→ Record extracts:
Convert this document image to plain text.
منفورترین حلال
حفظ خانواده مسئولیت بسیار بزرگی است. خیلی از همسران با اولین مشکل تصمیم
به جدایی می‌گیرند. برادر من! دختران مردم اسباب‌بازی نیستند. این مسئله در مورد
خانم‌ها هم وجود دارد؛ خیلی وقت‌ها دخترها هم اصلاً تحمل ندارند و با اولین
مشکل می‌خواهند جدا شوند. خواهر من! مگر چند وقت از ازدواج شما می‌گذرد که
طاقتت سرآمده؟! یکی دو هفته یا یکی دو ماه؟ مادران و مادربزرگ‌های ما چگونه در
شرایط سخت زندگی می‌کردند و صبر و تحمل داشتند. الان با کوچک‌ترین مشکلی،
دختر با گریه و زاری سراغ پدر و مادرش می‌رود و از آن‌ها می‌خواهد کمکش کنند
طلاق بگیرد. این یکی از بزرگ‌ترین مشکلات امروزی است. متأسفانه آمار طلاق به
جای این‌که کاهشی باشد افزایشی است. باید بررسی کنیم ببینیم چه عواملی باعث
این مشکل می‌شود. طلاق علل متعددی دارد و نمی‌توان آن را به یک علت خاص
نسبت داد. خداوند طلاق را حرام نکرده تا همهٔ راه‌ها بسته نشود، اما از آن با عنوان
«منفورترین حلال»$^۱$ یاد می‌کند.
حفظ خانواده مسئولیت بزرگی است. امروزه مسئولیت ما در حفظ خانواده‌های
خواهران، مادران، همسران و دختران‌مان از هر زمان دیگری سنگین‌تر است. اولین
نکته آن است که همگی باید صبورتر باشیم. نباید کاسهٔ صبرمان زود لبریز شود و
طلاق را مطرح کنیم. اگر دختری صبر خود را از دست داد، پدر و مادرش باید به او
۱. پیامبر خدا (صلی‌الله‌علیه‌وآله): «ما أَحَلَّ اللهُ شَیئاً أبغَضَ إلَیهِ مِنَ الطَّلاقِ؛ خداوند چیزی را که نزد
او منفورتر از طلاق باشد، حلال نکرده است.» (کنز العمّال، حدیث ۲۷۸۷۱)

→ Problem description: Using the data above, output each line exactly.

→ Exercise result:
Convert this document image to plain text.
منفورترین حلال
حفظ خانواده مسئولیت بسیار بزرگی است. خیلی از همسران با اولین مشکل تصمیم
به جدایی می‌گیرند. برادر من! دختران مردم اسباب‌بازی نیستند. این مسئله در مورد
خانم‌ها هم وجود دارد؛ خیلی وقت‌ها دخترها هم اصلاً تحمل ندارند و با اولین
مشکل می‌خواهند جدا شوند. خواهر من! مگر چند وقت از ازدواج شما می‌گذرد که
طاقتت سرآمده؟! یکی دو هفته یا یکی دو ماه؟ مادران و مادربزرگ‌های ما چگونه در
شرایط سخت زندگی می‌کردند و صبر و تحمل داشتند. الان با کوچک‌ترین مشکلی،
دختر با گریه و زاری سراغ پدر و مادرش می‌رود و از آن‌ها می‌خواهد کمکش کنند
طلاق بگیرد. این یکی از بزرگ‌ترین مشکلات امروزی است. متأسفانه آمار طلاق به
جای این‌که کاهشی باشد افزایشی است. باید بررسی کنیم ببینیم چه عواملی باعث
این مشکل می‌شود. طلاق علل متعددی دارد و نمی‌توان آن را به یک علت خاص
نسبت داد. خداوند طلاق را حرام نکرده تا همهٔ راه‌ها بسته نشود، اما از آن با عنوان
«منفورترین حلال»$^۱$ یاد می‌کند.
حفظ خانواده مسئولیت بزرگی است. امروزه مسئولیت ما در حفظ خانواده‌های
خواهران، مادران، همسران و دختران‌مان از هر زمان دیگری سنگین‌تر است. اولین
نکته آن است که همگی باید صبورتر باشیم. نباید کاسهٔ صبرمان زود لبریز شود و
طلاق را مطرح کنیم. اگر دختری صبر خود را از دست داد، پدر و مادرش باید به او
۱. پیامبر خدا (صلی‌الله‌علیه‌وآله): «ما أَحَلَّ اللهُ شَیئاً أبغَضَ إلَیهِ مِنَ الطَّلاقِ؛ خداوند چیزی را که نزد
او منفورتر از طلاق باشد، حلال نکرده است.» (کنز العمّال، حدیث ۲۷۸۷۱)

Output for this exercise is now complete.